▸ **Recorded data**:
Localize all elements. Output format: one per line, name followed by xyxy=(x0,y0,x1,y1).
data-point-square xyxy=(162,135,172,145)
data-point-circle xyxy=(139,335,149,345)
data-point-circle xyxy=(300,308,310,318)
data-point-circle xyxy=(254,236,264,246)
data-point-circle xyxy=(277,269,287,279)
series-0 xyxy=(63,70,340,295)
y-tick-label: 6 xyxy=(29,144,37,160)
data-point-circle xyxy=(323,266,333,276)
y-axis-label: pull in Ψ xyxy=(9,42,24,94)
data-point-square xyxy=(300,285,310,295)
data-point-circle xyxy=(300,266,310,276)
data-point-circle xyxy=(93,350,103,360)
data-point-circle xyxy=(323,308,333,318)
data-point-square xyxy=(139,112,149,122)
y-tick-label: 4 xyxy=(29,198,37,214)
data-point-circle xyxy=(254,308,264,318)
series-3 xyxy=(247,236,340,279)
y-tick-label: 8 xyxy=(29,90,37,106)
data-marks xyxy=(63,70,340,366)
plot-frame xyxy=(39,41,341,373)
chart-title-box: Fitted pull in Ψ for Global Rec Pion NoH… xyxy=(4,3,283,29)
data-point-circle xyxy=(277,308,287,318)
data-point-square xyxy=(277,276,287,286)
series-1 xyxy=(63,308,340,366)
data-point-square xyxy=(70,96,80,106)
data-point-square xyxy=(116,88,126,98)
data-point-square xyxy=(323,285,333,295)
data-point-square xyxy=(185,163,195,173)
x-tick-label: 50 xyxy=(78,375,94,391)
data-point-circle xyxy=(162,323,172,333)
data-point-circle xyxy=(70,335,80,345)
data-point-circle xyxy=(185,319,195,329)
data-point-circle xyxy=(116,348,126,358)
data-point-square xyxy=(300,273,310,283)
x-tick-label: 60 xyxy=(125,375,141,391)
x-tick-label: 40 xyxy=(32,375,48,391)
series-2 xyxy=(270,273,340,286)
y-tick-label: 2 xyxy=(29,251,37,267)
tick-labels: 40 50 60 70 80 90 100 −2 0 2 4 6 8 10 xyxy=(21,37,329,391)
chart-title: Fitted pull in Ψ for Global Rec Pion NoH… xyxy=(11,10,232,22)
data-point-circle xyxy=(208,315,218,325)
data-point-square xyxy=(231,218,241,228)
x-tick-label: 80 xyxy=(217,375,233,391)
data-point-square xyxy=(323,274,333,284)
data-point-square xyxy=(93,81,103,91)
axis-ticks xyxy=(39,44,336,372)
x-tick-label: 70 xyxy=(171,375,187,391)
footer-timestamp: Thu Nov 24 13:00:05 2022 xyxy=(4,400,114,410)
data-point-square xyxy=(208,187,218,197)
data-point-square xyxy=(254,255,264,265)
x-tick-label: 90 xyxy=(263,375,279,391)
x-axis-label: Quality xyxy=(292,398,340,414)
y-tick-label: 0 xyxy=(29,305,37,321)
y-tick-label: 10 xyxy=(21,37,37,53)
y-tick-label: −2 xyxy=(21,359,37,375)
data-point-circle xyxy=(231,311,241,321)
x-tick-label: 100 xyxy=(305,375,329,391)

▸ **Direction**: Rewrite the material above with each "data-point-square" swapped for "data-point-box", and leave everything else unchanged.

▸ **Result**:
Localize all elements. Output format: one per line, name followed by xyxy=(x0,y0,x1,y1).
data-point-box xyxy=(162,135,172,145)
data-point-circle xyxy=(139,335,149,345)
data-point-circle xyxy=(300,308,310,318)
data-point-circle xyxy=(254,236,264,246)
data-point-circle xyxy=(277,269,287,279)
series-0 xyxy=(63,70,340,295)
y-tick-label: 6 xyxy=(29,144,37,160)
data-point-circle xyxy=(323,266,333,276)
y-axis-label: pull in Ψ xyxy=(9,42,24,94)
data-point-box xyxy=(300,285,310,295)
data-point-circle xyxy=(300,266,310,276)
data-point-circle xyxy=(93,350,103,360)
data-point-circle xyxy=(323,308,333,318)
data-point-box xyxy=(139,112,149,122)
y-tick-label: 4 xyxy=(29,198,37,214)
data-point-circle xyxy=(254,308,264,318)
series-3 xyxy=(247,236,340,279)
y-tick-label: 8 xyxy=(29,90,37,106)
data-marks xyxy=(63,70,340,366)
plot-frame xyxy=(39,41,341,373)
chart-title-box: Fitted pull in Ψ for Global Rec Pion NoH… xyxy=(4,3,283,29)
data-point-circle xyxy=(277,308,287,318)
data-point-box xyxy=(277,276,287,286)
series-1 xyxy=(63,308,340,366)
data-point-box xyxy=(70,96,80,106)
data-point-box xyxy=(116,88,126,98)
data-point-box xyxy=(323,285,333,295)
data-point-box xyxy=(185,163,195,173)
x-tick-label: 50 xyxy=(78,375,94,391)
data-point-circle xyxy=(162,323,172,333)
data-point-circle xyxy=(70,335,80,345)
data-point-circle xyxy=(185,319,195,329)
data-point-circle xyxy=(116,348,126,358)
data-point-box xyxy=(300,273,310,283)
x-tick-label: 60 xyxy=(125,375,141,391)
x-tick-label: 40 xyxy=(32,375,48,391)
series-2 xyxy=(270,273,340,286)
y-tick-label: 2 xyxy=(29,251,37,267)
tick-labels: 40 50 60 70 80 90 100 −2 0 2 4 6 8 10 xyxy=(21,37,329,391)
chart-title: Fitted pull in Ψ for Global Rec Pion NoH… xyxy=(11,10,232,22)
data-point-circle xyxy=(208,315,218,325)
data-point-box xyxy=(231,218,241,228)
x-tick-label: 80 xyxy=(217,375,233,391)
data-point-box xyxy=(323,274,333,284)
data-point-box xyxy=(93,81,103,91)
axis-ticks xyxy=(39,44,336,372)
x-tick-label: 70 xyxy=(171,375,187,391)
footer-timestamp: Thu Nov 24 13:00:05 2022 xyxy=(4,400,114,410)
data-point-box xyxy=(208,187,218,197)
data-point-box xyxy=(254,255,264,265)
x-tick-label: 90 xyxy=(263,375,279,391)
x-axis-label: Quality xyxy=(292,398,340,414)
y-tick-label: 0 xyxy=(29,305,37,321)
y-tick-label: 10 xyxy=(21,37,37,53)
y-tick-label: −2 xyxy=(21,359,37,375)
data-point-circle xyxy=(231,311,241,321)
x-tick-label: 100 xyxy=(305,375,329,391)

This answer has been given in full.